-- DIRECTIVE --
Pictures aside, quote the whole listing exactly.

-- TASK DATA --
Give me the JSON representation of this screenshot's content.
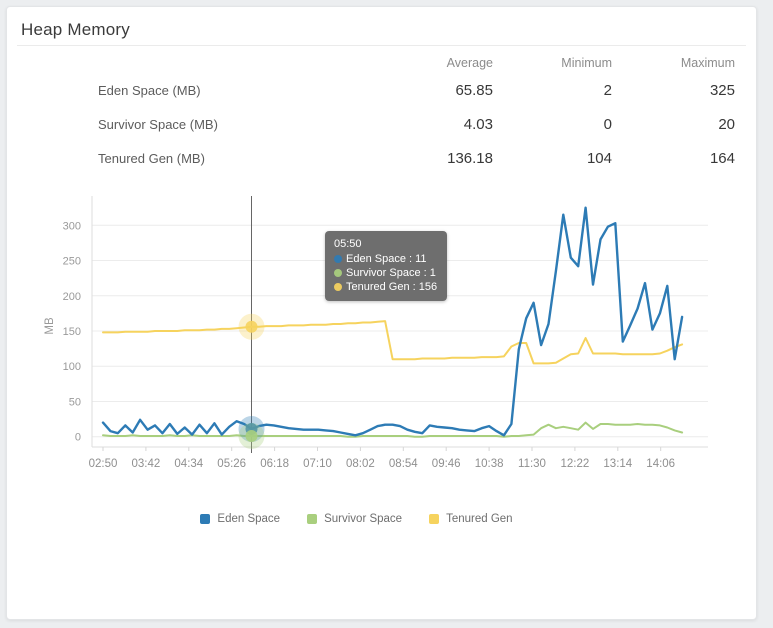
{
  "card": {
    "title": "Heap Memory"
  },
  "stats": {
    "headers": {
      "avg": "Average",
      "min": "Minimum",
      "max": "Maximum"
    },
    "rows": [
      {
        "label": "Eden Space (MB)",
        "avg": "65.85",
        "min": "2",
        "max": "325"
      },
      {
        "label": "Survivor Space (MB)",
        "avg": "4.03",
        "min": "0",
        "max": "20"
      },
      {
        "label": "Tenured Gen (MB)",
        "avg": "136.18",
        "min": "104",
        "max": "164"
      }
    ]
  },
  "tooltip": {
    "time": "05:50",
    "items": [
      {
        "label": "Eden Space",
        "value": 11
      },
      {
        "label": "Survivor Space",
        "value": 1
      },
      {
        "label": "Tenured Gen",
        "value": 156
      }
    ]
  },
  "chart_data": {
    "type": "line",
    "ylabel": "MB",
    "ylim": [
      0,
      335
    ],
    "grid": true,
    "legend_position": "bottom",
    "y_ticks": [
      0,
      50,
      100,
      150,
      200,
      250,
      300
    ],
    "x_ticks": [
      "02:50",
      "03:42",
      "04:34",
      "05:26",
      "06:18",
      "07:10",
      "08:02",
      "08:54",
      "09:46",
      "10:38",
      "11:30",
      "12:22",
      "13:14",
      "14:06"
    ],
    "start_time": "02:50",
    "interval_minutes": 9,
    "series": [
      {
        "name": "Eden Space",
        "color": "#2d7bb5",
        "values": [
          20,
          8,
          5,
          16,
          6,
          24,
          10,
          16,
          5,
          18,
          4,
          13,
          3,
          17,
          5,
          19,
          3,
          14,
          22,
          18,
          11,
          15,
          17,
          16,
          14,
          12,
          11,
          10,
          10,
          10,
          9,
          8,
          6,
          4,
          2,
          5,
          10,
          15,
          17,
          17,
          15,
          10,
          7,
          5,
          16,
          14,
          13,
          12,
          10,
          9,
          8,
          12,
          15,
          8,
          2,
          18,
          124,
          168,
          190,
          130,
          160,
          235,
          315,
          254,
          242,
          325,
          216,
          280,
          298,
          303,
          135,
          158,
          182,
          218,
          152,
          175,
          214,
          110,
          170
        ]
      },
      {
        "name": "Survivor Space",
        "color": "#a9cf7e",
        "values": [
          2,
          1,
          1,
          1,
          2,
          1,
          1,
          1,
          1,
          2,
          1,
          1,
          2,
          1,
          1,
          1,
          1,
          1,
          2,
          1,
          1,
          1,
          1,
          1,
          1,
          1,
          1,
          1,
          1,
          1,
          1,
          1,
          1,
          0,
          0,
          1,
          1,
          1,
          1,
          1,
          1,
          1,
          0,
          0,
          1,
          1,
          1,
          1,
          1,
          1,
          1,
          1,
          1,
          1,
          0,
          1,
          1,
          2,
          3,
          12,
          17,
          12,
          14,
          12,
          10,
          20,
          11,
          18,
          18,
          17,
          17,
          17,
          18,
          17,
          17,
          16,
          13,
          9,
          6
        ]
      },
      {
        "name": "Tenured Gen",
        "color": "#f6d35e",
        "values": [
          148,
          148,
          148,
          149,
          149,
          149,
          149,
          150,
          150,
          150,
          150,
          151,
          151,
          151,
          152,
          152,
          153,
          153,
          154,
          155,
          156,
          156,
          157,
          157,
          157,
          158,
          158,
          158,
          159,
          159,
          159,
          160,
          160,
          161,
          161,
          162,
          162,
          163,
          164,
          110,
          110,
          110,
          110,
          111,
          111,
          111,
          111,
          112,
          112,
          112,
          112,
          113,
          113,
          113,
          114,
          128,
          133,
          133,
          104,
          104,
          104,
          105,
          111,
          117,
          118,
          140,
          118,
          118,
          118,
          118,
          117,
          117,
          117,
          117,
          117,
          118,
          122,
          127,
          131
        ]
      }
    ]
  }
}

-- RESULT --
Give me the JSON representation of this screenshot's content.
{
  "card": {
    "title": "Heap Memory"
  },
  "stats": {
    "headers": {
      "avg": "Average",
      "min": "Minimum",
      "max": "Maximum"
    },
    "rows": [
      {
        "label": "Eden Space (MB)",
        "avg": "65.85",
        "min": "2",
        "max": "325"
      },
      {
        "label": "Survivor Space (MB)",
        "avg": "4.03",
        "min": "0",
        "max": "20"
      },
      {
        "label": "Tenured Gen (MB)",
        "avg": "136.18",
        "min": "104",
        "max": "164"
      }
    ]
  },
  "tooltip": {
    "time": "05:50",
    "items": [
      {
        "label": "Eden Space",
        "value": 11
      },
      {
        "label": "Survivor Space",
        "value": 1
      },
      {
        "label": "Tenured Gen",
        "value": 156
      }
    ]
  },
  "chart_data": {
    "type": "line",
    "ylabel": "MB",
    "ylim": [
      0,
      335
    ],
    "grid": true,
    "legend_position": "bottom",
    "y_ticks": [
      0,
      50,
      100,
      150,
      200,
      250,
      300
    ],
    "x_ticks": [
      "02:50",
      "03:42",
      "04:34",
      "05:26",
      "06:18",
      "07:10",
      "08:02",
      "08:54",
      "09:46",
      "10:38",
      "11:30",
      "12:22",
      "13:14",
      "14:06"
    ],
    "start_time": "02:50",
    "interval_minutes": 9,
    "series": [
      {
        "name": "Eden Space",
        "color": "#2d7bb5",
        "values": [
          20,
          8,
          5,
          16,
          6,
          24,
          10,
          16,
          5,
          18,
          4,
          13,
          3,
          17,
          5,
          19,
          3,
          14,
          22,
          18,
          11,
          15,
          17,
          16,
          14,
          12,
          11,
          10,
          10,
          10,
          9,
          8,
          6,
          4,
          2,
          5,
          10,
          15,
          17,
          17,
          15,
          10,
          7,
          5,
          16,
          14,
          13,
          12,
          10,
          9,
          8,
          12,
          15,
          8,
          2,
          18,
          124,
          168,
          190,
          130,
          160,
          235,
          315,
          254,
          242,
          325,
          216,
          280,
          298,
          303,
          135,
          158,
          182,
          218,
          152,
          175,
          214,
          110,
          170
        ]
      },
      {
        "name": "Survivor Space",
        "color": "#a9cf7e",
        "values": [
          2,
          1,
          1,
          1,
          2,
          1,
          1,
          1,
          1,
          2,
          1,
          1,
          2,
          1,
          1,
          1,
          1,
          1,
          2,
          1,
          1,
          1,
          1,
          1,
          1,
          1,
          1,
          1,
          1,
          1,
          1,
          1,
          1,
          0,
          0,
          1,
          1,
          1,
          1,
          1,
          1,
          1,
          0,
          0,
          1,
          1,
          1,
          1,
          1,
          1,
          1,
          1,
          1,
          1,
          0,
          1,
          1,
          2,
          3,
          12,
          17,
          12,
          14,
          12,
          10,
          20,
          11,
          18,
          18,
          17,
          17,
          17,
          18,
          17,
          17,
          16,
          13,
          9,
          6
        ]
      },
      {
        "name": "Tenured Gen",
        "color": "#f6d35e",
        "values": [
          148,
          148,
          148,
          149,
          149,
          149,
          149,
          150,
          150,
          150,
          150,
          151,
          151,
          151,
          152,
          152,
          153,
          153,
          154,
          155,
          156,
          156,
          157,
          157,
          157,
          158,
          158,
          158,
          159,
          159,
          159,
          160,
          160,
          161,
          161,
          162,
          162,
          163,
          164,
          110,
          110,
          110,
          110,
          111,
          111,
          111,
          111,
          112,
          112,
          112,
          112,
          113,
          113,
          113,
          114,
          128,
          133,
          133,
          104,
          104,
          104,
          105,
          111,
          117,
          118,
          140,
          118,
          118,
          118,
          118,
          117,
          117,
          117,
          117,
          117,
          118,
          122,
          127,
          131
        ]
      }
    ]
  }
}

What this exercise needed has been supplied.